[start of Material for the task]

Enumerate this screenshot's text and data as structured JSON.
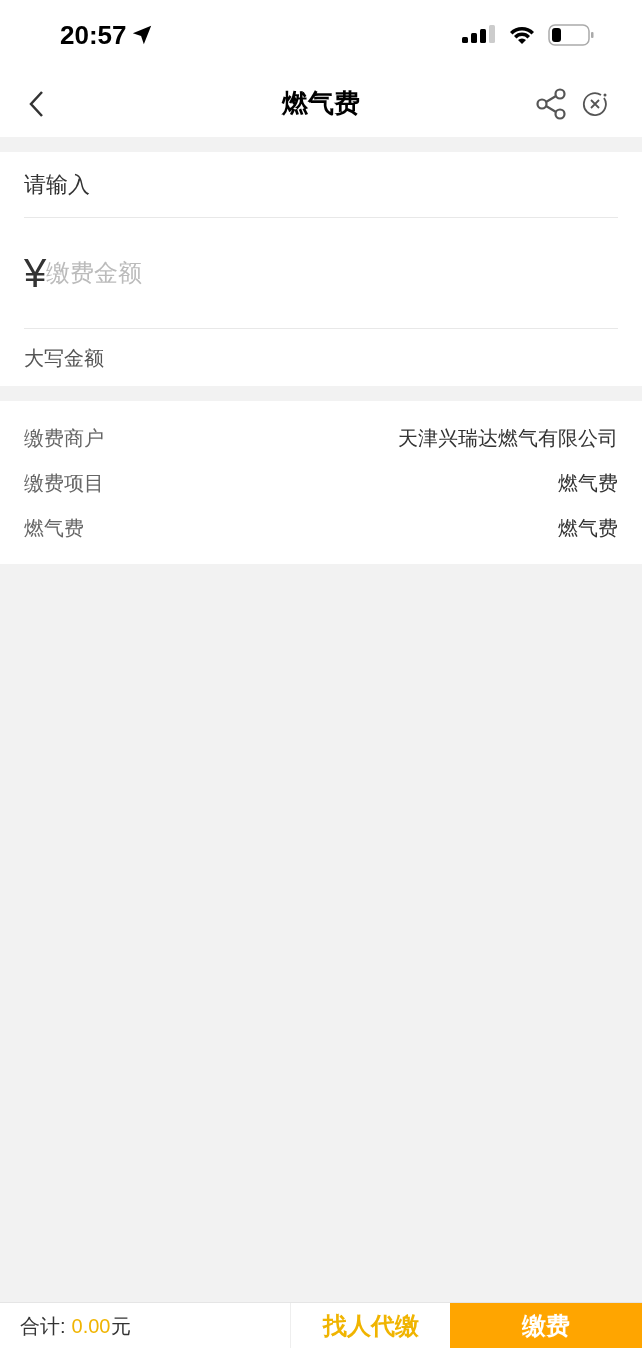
{
  "status_bar": {
    "time": "20:57"
  },
  "nav": {
    "title": "燃气费"
  },
  "form": {
    "prompt": "请输入",
    "currency": "¥",
    "amount_placeholder": "缴费金额",
    "uppercase_label": "大写金额"
  },
  "details": [
    {
      "label": "缴费商户",
      "value": "天津兴瑞达燃气有限公司"
    },
    {
      "label": "缴费项目",
      "value": "燃气费"
    },
    {
      "label": "燃气费",
      "value": "燃气费"
    }
  ],
  "footer": {
    "total_label": "合计:",
    "total_amount": "0.00",
    "unit": "元",
    "buttons": [
      {
        "label": "找人代缴",
        "kind": "secondary"
      },
      {
        "label": "缴费",
        "kind": "primary"
      }
    ]
  }
}
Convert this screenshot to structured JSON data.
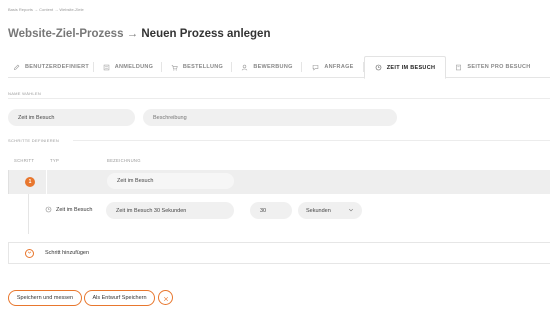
{
  "breadcrumb": "Basis Reports → Content → Website-Ziele",
  "title": {
    "prefix": "Website-Ziel-Prozess",
    "arrow": "→",
    "main": "Neuen Prozess anlegen"
  },
  "tabs": [
    {
      "label": "BENUTZERDEFINIERT",
      "icon": "pencil-icon"
    },
    {
      "label": "ANMELDUNG",
      "icon": "form-icon"
    },
    {
      "label": "BESTELLUNG",
      "icon": "cart-icon"
    },
    {
      "label": "BEWERBUNG",
      "icon": "user-icon"
    },
    {
      "label": "ANFRAGE",
      "icon": "chat-icon"
    },
    {
      "label": "ZEIT IM BESUCH",
      "icon": "clock-icon",
      "active": true
    },
    {
      "label": "SEITEN PRO BESUCH",
      "icon": "page-icon"
    }
  ],
  "name_section": {
    "label": "NAME WÄHLEN",
    "name_value": "Zeit im Besuch",
    "description_placeholder": "Beschreibung"
  },
  "steps_section": {
    "label": "SCHRITTE DEFINIEREN",
    "columns": {
      "step": "SCHRITT",
      "type": "TYP",
      "designation": "BEZEICHNUNG"
    },
    "step": {
      "number": "1",
      "designation": "Zeit im Besuch",
      "type_label": "Zeit im Besuch",
      "type_icon": "clock-icon",
      "detail_designation": "Zeit im Besuch 30 Sekunden",
      "amount": "30",
      "unit": "Sekunden"
    },
    "add_step_label": "Schritt hinzufügen"
  },
  "actions": {
    "save_and_measure": "Speichern und messen",
    "save_draft": "Als Entwurf Speichern"
  },
  "colors": {
    "accent": "#e8772e",
    "field_bg": "#f0f0f0",
    "row_bg": "#eeeeee"
  }
}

[end of Material for the task]

▶ _What the task asks_: Quote the entries in full. Any image among them is to be omitted from the copy.

▶ _Exercise response_:
Enumerate this screenshot's text and data as structured JSON.
{
  "status_bar": {
    "time": "20:57"
  },
  "nav": {
    "title": "燃气费"
  },
  "form": {
    "prompt": "请输入",
    "currency": "¥",
    "amount_placeholder": "缴费金额",
    "uppercase_label": "大写金额"
  },
  "details": [
    {
      "label": "缴费商户",
      "value": "天津兴瑞达燃气有限公司"
    },
    {
      "label": "缴费项目",
      "value": "燃气费"
    },
    {
      "label": "燃气费",
      "value": "燃气费"
    }
  ],
  "footer": {
    "total_label": "合计:",
    "total_amount": "0.00",
    "unit": "元",
    "buttons": [
      {
        "label": "找人代缴",
        "kind": "secondary"
      },
      {
        "label": "缴费",
        "kind": "primary"
      }
    ]
  }
}
Convert this screenshot to structured JSON data.
{
  "breadcrumb": "Basis Reports → Content → Website-Ziele",
  "title": {
    "prefix": "Website-Ziel-Prozess",
    "arrow": "→",
    "main": "Neuen Prozess anlegen"
  },
  "tabs": [
    {
      "label": "BENUTZERDEFINIERT",
      "icon": "pencil-icon"
    },
    {
      "label": "ANMELDUNG",
      "icon": "form-icon"
    },
    {
      "label": "BESTELLUNG",
      "icon": "cart-icon"
    },
    {
      "label": "BEWERBUNG",
      "icon": "user-icon"
    },
    {
      "label": "ANFRAGE",
      "icon": "chat-icon"
    },
    {
      "label": "ZEIT IM BESUCH",
      "icon": "clock-icon",
      "active": true
    },
    {
      "label": "SEITEN PRO BESUCH",
      "icon": "page-icon"
    }
  ],
  "name_section": {
    "label": "NAME WÄHLEN",
    "name_value": "Zeit im Besuch",
    "description_placeholder": "Beschreibung"
  },
  "steps_section": {
    "label": "SCHRITTE DEFINIEREN",
    "columns": {
      "step": "SCHRITT",
      "type": "TYP",
      "designation": "BEZEICHNUNG"
    },
    "step": {
      "number": "1",
      "designation": "Zeit im Besuch",
      "type_label": "Zeit im Besuch",
      "type_icon": "clock-icon",
      "detail_designation": "Zeit im Besuch 30 Sekunden",
      "amount": "30",
      "unit": "Sekunden"
    },
    "add_step_label": "Schritt hinzufügen"
  },
  "actions": {
    "save_and_measure": "Speichern und messen",
    "save_draft": "Als Entwurf Speichern"
  },
  "colors": {
    "accent": "#e8772e",
    "field_bg": "#f0f0f0",
    "row_bg": "#eeeeee"
  }
}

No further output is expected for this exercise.